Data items
## Begin

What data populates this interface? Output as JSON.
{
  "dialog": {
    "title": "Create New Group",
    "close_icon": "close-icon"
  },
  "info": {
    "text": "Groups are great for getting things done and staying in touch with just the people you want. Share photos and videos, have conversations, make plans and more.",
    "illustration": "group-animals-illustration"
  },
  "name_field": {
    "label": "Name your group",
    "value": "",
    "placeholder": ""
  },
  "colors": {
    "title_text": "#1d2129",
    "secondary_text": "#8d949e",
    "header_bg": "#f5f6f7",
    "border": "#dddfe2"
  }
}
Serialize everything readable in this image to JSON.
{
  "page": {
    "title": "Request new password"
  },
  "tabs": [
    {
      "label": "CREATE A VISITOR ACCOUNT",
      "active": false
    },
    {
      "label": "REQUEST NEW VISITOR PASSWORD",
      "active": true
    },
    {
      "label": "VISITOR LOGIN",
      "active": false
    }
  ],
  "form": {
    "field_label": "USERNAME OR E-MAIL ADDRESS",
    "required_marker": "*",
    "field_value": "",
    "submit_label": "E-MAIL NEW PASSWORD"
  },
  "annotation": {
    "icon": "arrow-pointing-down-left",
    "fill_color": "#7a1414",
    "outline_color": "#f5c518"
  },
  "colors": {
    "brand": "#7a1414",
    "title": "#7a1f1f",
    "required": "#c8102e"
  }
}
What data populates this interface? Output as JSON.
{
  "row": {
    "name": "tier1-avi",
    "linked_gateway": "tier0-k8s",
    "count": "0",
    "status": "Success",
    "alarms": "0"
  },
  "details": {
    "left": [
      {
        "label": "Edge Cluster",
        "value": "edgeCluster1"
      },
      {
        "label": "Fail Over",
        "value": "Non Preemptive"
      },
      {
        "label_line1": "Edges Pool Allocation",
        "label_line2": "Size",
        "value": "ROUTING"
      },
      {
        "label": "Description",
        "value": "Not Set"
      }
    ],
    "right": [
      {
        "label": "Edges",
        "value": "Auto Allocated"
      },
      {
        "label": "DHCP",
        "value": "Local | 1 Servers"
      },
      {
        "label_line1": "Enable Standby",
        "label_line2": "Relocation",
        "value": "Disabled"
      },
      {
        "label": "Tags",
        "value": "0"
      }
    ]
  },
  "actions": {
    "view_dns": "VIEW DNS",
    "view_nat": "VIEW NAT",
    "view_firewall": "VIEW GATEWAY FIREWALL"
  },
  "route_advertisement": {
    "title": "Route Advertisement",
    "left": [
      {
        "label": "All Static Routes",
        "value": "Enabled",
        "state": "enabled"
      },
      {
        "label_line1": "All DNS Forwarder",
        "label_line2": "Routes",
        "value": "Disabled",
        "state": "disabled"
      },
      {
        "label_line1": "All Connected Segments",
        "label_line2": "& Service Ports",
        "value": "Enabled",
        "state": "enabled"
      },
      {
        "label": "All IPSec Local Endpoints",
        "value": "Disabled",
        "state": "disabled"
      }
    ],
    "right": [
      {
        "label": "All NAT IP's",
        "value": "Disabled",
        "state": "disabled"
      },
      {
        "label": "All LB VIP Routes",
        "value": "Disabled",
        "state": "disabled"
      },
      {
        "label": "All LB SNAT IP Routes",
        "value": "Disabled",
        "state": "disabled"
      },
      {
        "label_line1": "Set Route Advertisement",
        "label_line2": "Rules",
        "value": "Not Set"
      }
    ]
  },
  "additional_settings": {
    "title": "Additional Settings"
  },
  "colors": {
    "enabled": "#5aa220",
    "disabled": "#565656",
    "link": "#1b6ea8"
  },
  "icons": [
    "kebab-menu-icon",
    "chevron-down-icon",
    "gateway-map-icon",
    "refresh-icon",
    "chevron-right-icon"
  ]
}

## End

### YOUR OBJECTIVE
Repeat all the entries exactly as given.

### RESULT FOR THIS TASK
What data populates this interface? Output as JSON.
{
  "dialog": {
    "title": "Create New Group",
    "close_icon": "close-icon"
  },
  "info": {
    "text": "Groups are great for getting things done and staying in touch with just the people you want. Share photos and videos, have conversations, make plans and more.",
    "illustration": "group-animals-illustration"
  },
  "name_field": {
    "label": "Name your group",
    "value": "",
    "placeholder": ""
  },
  "colors": {
    "title_text": "#1d2129",
    "secondary_text": "#8d949e",
    "header_bg": "#f5f6f7",
    "border": "#dddfe2"
  }
}
Serialize everything readable in this image to JSON.
{
  "page": {
    "title": "Request new password"
  },
  "tabs": [
    {
      "label": "CREATE A VISITOR ACCOUNT",
      "active": false
    },
    {
      "label": "REQUEST NEW VISITOR PASSWORD",
      "active": true
    },
    {
      "label": "VISITOR LOGIN",
      "active": false
    }
  ],
  "form": {
    "field_label": "USERNAME OR E-MAIL ADDRESS",
    "required_marker": "*",
    "field_value": "",
    "submit_label": "E-MAIL NEW PASSWORD"
  },
  "annotation": {
    "icon": "arrow-pointing-down-left",
    "fill_color": "#7a1414",
    "outline_color": "#f5c518"
  },
  "colors": {
    "brand": "#7a1414",
    "title": "#7a1f1f",
    "required": "#c8102e"
  }
}
What data populates this interface? Output as JSON.
{
  "row": {
    "name": "tier1-avi",
    "linked_gateway": "tier0-k8s",
    "count": "0",
    "status": "Success",
    "alarms": "0"
  },
  "details": {
    "left": [
      {
        "label": "Edge Cluster",
        "value": "edgeCluster1"
      },
      {
        "label": "Fail Over",
        "value": "Non Preemptive"
      },
      {
        "label_line1": "Edges Pool Allocation",
        "label_line2": "Size",
        "value": "ROUTING"
      },
      {
        "label": "Description",
        "value": "Not Set"
      }
    ],
    "right": [
      {
        "label": "Edges",
        "value": "Auto Allocated"
      },
      {
        "label": "DHCP",
        "value": "Local | 1 Servers"
      },
      {
        "label_line1": "Enable Standby",
        "label_line2": "Relocation",
        "value": "Disabled"
      },
      {
        "label": "Tags",
        "value": "0"
      }
    ]
  },
  "actions": {
    "view_dns": "VIEW DNS",
    "view_nat": "VIEW NAT",
    "view_firewall": "VIEW GATEWAY FIREWALL"
  },
  "route_advertisement": {
    "title": "Route Advertisement",
    "left": [
      {
        "label": "All Static Routes",
        "value": "Enabled",
        "state": "enabled"
      },
      {
        "label_line1": "All DNS Forwarder",
        "label_line2": "Routes",
        "value": "Disabled",
        "state": "disabled"
      },
      {
        "label_line1": "All Connected Segments",
        "label_line2": "& Service Ports",
        "value": "Enabled",
        "state": "enabled"
      },
      {
        "label": "All IPSec Local Endpoints",
        "value": "Disabled",
        "state": "disabled"
      }
    ],
    "right": [
      {
        "label": "All NAT IP's",
        "value": "Disabled",
        "state": "disabled"
      },
      {
        "label": "All LB VIP Routes",
        "value": "Disabled",
        "state": "disabled"
      },
      {
        "label": "All LB SNAT IP Routes",
        "value": "Disabled",
        "state": "disabled"
      },
      {
        "label_line1": "Set Route Advertisement",
        "label_line2": "Rules",
        "value": "Not Set"
      }
    ]
  },
  "additional_settings": {
    "title": "Additional Settings"
  },
  "colors": {
    "enabled": "#5aa220",
    "disabled": "#565656",
    "link": "#1b6ea8"
  },
  "icons": [
    "kebab-menu-icon",
    "chevron-down-icon",
    "gateway-map-icon",
    "refresh-icon",
    "chevron-right-icon"
  ]
}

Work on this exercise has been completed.